[START OF GIVEN RECORDS]
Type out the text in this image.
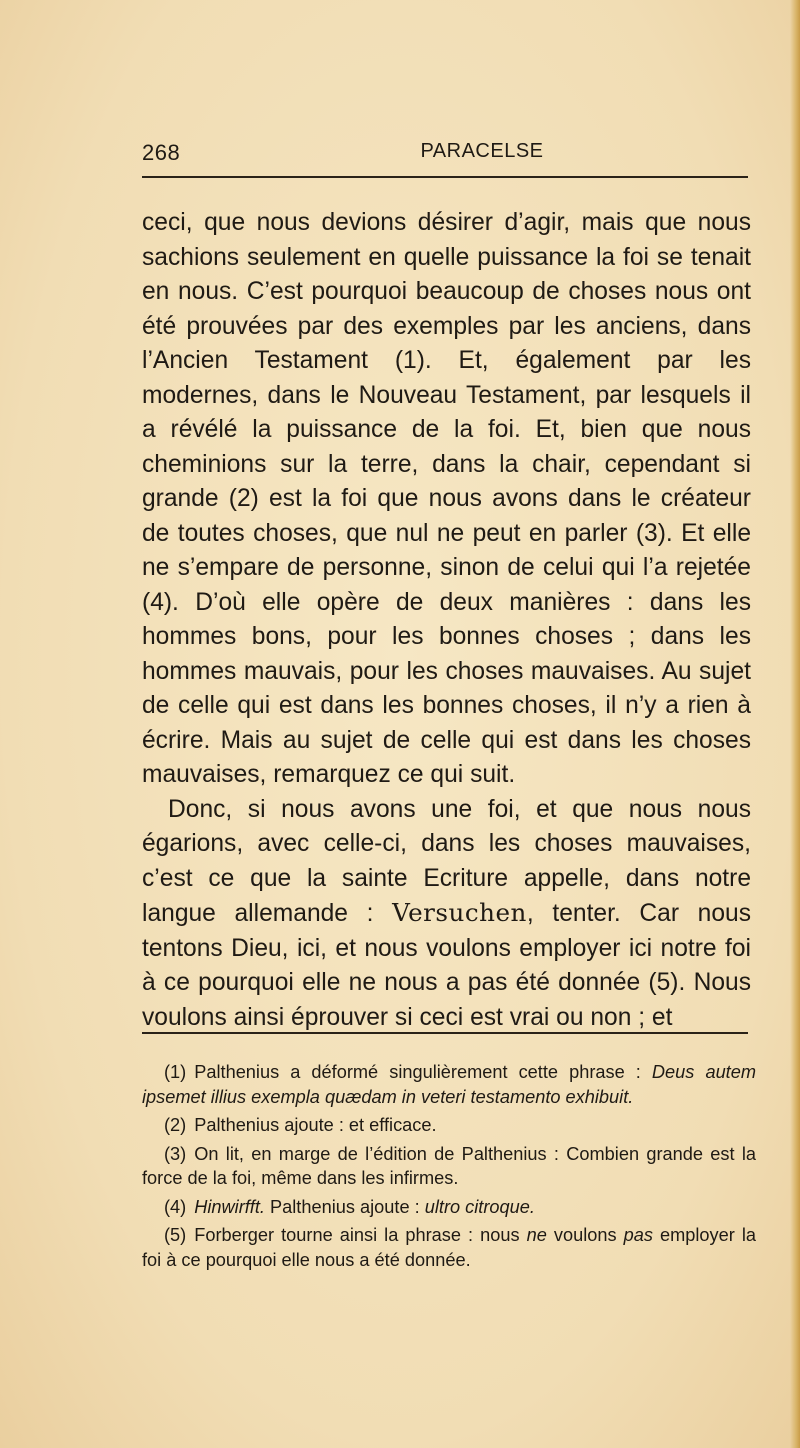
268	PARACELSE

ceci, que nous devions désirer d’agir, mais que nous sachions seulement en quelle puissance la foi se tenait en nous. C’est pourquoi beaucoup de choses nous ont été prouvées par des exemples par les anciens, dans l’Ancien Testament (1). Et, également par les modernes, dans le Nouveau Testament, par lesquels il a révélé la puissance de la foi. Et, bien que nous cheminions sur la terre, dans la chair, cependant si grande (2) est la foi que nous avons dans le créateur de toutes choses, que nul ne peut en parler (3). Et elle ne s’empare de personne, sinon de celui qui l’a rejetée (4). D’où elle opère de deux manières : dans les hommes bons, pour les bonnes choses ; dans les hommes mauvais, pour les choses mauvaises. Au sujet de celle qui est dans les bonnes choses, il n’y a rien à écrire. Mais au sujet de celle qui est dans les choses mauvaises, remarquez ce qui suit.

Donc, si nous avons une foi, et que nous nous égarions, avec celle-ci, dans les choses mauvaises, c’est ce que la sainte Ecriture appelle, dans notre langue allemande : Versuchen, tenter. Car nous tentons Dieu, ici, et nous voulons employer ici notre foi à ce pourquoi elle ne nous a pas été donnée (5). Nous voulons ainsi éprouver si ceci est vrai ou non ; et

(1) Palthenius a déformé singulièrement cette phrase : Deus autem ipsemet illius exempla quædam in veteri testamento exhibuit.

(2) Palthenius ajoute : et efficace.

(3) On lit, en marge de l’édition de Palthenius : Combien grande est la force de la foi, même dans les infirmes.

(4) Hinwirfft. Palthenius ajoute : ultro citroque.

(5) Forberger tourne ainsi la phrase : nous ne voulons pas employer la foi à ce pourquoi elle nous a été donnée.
[END OF GIVEN RECORDS]
[START OF GIVEN RECORDS]
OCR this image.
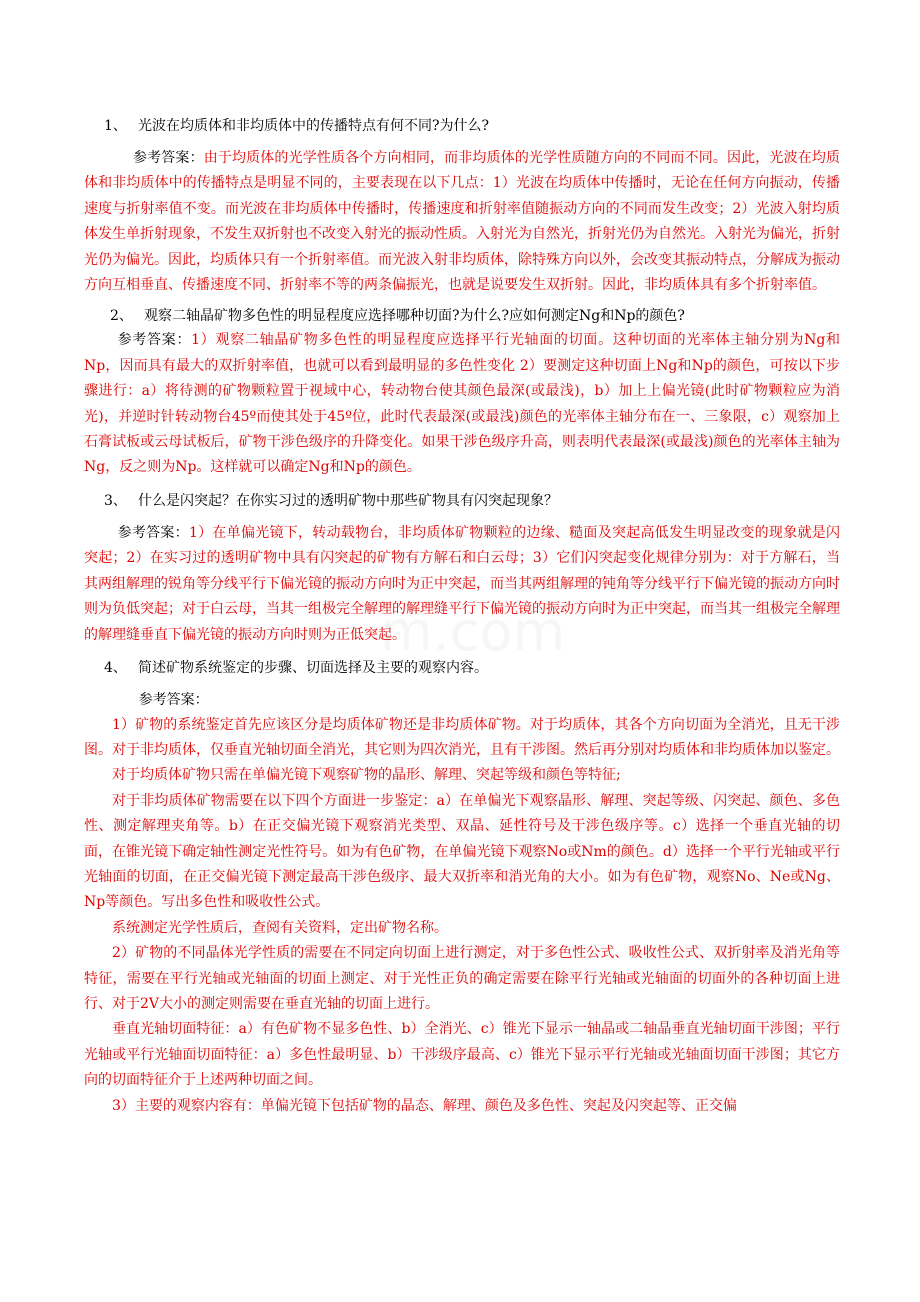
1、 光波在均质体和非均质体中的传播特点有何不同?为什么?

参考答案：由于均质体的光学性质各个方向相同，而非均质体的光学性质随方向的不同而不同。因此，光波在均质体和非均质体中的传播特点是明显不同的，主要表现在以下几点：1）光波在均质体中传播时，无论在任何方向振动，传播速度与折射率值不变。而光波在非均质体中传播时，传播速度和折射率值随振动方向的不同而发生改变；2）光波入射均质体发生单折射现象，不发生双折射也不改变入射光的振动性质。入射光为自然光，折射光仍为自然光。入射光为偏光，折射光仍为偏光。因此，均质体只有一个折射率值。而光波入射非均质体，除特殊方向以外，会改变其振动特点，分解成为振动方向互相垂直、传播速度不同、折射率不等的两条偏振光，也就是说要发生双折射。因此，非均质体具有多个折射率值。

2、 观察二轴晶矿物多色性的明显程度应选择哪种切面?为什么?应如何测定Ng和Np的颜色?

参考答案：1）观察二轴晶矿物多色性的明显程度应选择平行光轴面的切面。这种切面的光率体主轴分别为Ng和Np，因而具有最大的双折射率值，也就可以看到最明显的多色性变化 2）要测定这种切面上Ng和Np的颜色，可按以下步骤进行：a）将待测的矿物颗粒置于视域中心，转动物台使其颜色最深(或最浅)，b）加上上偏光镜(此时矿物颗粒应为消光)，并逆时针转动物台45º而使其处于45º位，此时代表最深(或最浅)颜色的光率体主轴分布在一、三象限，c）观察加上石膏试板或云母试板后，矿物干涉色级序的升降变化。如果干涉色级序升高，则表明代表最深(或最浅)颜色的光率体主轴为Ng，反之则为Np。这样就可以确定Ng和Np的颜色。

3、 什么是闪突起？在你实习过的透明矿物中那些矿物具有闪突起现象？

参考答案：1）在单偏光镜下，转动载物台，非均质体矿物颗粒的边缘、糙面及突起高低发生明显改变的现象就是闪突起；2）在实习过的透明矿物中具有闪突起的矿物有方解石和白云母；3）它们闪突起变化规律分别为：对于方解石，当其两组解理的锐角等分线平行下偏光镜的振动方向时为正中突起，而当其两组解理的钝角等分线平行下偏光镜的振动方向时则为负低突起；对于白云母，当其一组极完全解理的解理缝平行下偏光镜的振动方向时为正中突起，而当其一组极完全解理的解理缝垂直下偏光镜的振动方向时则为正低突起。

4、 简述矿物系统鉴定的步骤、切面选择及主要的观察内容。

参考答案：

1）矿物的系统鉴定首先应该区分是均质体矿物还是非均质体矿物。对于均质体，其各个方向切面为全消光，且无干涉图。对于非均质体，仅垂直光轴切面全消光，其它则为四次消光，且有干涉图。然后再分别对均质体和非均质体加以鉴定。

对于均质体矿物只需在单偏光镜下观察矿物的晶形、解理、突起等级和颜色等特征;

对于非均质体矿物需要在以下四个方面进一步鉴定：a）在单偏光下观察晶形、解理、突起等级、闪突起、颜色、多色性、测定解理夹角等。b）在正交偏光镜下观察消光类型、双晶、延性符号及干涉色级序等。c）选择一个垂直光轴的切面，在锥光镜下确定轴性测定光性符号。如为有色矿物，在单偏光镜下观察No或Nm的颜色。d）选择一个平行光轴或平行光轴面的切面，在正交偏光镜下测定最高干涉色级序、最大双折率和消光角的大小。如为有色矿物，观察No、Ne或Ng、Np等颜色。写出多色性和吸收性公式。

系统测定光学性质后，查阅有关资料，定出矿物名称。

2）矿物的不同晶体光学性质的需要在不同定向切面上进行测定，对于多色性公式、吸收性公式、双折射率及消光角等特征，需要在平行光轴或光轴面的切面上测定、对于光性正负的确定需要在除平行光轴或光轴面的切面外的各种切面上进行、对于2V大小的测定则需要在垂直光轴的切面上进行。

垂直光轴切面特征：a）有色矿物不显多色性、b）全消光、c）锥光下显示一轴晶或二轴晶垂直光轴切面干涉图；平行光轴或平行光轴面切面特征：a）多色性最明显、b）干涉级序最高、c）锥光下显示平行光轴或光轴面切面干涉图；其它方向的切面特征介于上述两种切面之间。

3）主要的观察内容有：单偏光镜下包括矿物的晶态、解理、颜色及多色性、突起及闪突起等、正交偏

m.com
[END OF GIVEN RECORDS]
### CHALLENGE
Which lines include "image"? Copy each of them out.

### EXPECTED ANSWER
Type out the text in this image.
OCR this image.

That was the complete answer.